- _Excerpted data_:
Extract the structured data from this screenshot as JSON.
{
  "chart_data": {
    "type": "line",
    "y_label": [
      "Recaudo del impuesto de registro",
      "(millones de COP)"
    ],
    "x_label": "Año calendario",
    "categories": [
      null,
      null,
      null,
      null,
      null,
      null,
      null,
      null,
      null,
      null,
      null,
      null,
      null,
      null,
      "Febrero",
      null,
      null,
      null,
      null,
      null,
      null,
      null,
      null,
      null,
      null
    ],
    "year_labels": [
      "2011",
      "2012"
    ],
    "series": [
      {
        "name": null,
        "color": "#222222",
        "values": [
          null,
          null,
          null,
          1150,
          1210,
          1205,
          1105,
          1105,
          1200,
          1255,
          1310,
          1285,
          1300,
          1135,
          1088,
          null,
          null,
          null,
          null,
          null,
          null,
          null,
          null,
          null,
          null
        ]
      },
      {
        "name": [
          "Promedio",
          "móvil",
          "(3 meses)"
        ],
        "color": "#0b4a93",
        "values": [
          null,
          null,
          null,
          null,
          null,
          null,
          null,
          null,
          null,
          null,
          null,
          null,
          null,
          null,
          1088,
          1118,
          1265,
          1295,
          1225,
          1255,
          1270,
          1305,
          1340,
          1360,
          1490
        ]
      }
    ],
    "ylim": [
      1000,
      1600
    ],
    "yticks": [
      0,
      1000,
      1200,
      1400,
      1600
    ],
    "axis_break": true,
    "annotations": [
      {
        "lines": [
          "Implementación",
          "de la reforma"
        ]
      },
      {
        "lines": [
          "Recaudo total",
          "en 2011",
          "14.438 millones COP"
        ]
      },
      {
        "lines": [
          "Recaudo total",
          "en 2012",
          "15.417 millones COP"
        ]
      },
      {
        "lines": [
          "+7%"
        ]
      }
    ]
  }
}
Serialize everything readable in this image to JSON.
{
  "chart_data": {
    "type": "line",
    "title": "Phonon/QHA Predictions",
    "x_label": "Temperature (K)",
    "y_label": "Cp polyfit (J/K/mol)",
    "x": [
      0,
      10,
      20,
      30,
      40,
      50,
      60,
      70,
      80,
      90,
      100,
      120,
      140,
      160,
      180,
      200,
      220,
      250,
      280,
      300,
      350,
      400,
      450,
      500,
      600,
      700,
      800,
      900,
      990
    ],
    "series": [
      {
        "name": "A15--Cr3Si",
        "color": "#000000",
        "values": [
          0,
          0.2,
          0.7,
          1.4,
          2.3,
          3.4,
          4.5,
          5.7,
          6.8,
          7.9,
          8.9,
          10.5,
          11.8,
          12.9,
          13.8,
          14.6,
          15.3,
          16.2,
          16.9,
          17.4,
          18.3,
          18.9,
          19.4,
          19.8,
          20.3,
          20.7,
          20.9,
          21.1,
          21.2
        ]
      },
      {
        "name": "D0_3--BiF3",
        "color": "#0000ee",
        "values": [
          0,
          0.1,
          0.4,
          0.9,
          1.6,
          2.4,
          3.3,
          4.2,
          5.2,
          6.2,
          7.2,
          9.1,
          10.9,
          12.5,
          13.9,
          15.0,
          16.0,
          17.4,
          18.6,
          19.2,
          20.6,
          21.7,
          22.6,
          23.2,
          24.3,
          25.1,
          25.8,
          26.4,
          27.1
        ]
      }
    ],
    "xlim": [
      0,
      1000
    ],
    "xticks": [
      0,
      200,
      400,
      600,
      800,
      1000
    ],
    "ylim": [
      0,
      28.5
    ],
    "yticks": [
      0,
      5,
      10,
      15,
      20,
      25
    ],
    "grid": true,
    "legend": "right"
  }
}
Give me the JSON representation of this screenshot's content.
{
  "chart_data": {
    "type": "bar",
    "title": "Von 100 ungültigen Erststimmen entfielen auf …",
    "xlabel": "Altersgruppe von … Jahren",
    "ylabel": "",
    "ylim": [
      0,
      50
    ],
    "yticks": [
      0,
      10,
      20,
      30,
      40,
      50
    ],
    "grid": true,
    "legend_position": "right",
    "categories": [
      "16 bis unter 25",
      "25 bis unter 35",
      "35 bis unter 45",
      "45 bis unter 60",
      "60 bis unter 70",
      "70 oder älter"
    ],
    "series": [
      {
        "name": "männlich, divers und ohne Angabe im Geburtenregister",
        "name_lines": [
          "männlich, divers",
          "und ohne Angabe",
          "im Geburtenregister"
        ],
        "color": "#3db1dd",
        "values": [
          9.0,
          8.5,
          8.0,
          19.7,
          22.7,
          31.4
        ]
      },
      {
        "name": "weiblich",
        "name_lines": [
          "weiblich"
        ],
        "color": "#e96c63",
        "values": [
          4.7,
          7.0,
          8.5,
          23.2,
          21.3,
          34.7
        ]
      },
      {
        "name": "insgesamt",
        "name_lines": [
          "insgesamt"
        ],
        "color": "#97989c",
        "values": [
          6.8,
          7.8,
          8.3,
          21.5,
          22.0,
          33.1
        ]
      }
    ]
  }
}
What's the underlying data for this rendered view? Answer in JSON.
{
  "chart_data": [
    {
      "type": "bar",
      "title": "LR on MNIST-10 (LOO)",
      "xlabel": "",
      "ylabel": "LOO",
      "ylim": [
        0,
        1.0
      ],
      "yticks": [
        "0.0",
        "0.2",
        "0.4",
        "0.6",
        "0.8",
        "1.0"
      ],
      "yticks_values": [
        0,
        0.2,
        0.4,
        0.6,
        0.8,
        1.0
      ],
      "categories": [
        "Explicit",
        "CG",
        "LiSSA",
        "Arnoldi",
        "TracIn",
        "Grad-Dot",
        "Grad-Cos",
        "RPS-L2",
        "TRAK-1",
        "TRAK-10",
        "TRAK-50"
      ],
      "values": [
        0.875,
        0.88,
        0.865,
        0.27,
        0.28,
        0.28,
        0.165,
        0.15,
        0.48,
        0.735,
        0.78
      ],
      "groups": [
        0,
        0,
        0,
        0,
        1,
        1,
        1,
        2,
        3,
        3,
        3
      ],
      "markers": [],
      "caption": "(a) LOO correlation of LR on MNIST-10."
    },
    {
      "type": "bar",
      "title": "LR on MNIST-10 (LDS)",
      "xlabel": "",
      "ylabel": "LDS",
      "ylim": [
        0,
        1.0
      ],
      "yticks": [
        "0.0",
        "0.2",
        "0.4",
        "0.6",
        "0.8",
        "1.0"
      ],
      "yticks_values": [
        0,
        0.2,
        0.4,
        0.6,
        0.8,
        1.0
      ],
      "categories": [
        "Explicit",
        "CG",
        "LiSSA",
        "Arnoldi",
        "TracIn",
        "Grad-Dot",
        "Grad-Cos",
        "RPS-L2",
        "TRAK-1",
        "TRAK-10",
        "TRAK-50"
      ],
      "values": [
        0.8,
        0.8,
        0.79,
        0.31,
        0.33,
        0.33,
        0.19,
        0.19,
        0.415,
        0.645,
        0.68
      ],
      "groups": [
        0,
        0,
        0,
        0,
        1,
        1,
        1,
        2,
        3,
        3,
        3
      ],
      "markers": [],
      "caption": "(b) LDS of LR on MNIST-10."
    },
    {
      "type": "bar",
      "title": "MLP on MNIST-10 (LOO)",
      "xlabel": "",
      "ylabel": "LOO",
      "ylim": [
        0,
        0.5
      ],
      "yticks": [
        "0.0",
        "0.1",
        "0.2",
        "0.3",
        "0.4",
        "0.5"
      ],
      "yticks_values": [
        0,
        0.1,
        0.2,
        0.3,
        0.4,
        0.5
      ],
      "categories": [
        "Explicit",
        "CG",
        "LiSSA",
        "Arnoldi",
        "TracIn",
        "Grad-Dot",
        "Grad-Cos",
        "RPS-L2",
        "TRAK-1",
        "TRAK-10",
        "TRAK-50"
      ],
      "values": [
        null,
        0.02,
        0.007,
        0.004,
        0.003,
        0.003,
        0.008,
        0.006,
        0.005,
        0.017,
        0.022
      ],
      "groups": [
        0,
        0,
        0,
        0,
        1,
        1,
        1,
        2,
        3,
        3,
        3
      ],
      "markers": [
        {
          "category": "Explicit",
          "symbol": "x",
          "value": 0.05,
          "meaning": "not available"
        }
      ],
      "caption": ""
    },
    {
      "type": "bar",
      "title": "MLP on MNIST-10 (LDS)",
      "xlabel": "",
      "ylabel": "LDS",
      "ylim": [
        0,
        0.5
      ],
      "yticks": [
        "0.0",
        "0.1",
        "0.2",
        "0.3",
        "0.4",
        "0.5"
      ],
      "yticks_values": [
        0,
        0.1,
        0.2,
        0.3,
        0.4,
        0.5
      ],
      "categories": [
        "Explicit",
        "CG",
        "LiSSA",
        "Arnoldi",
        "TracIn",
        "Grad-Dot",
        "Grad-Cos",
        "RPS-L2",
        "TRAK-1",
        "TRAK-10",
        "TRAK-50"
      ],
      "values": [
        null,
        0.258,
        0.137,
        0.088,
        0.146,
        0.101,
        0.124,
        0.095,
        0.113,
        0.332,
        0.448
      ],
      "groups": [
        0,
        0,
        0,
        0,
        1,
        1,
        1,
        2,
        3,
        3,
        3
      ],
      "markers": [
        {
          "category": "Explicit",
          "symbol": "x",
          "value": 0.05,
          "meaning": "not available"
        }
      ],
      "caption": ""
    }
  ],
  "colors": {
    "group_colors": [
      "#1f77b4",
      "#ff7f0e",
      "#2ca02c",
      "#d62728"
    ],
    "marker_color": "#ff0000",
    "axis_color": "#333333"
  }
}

- _Stated exercise_: Report how many lines in the data include the word "caption", and give nothing but the count.

- _Written solution_: 4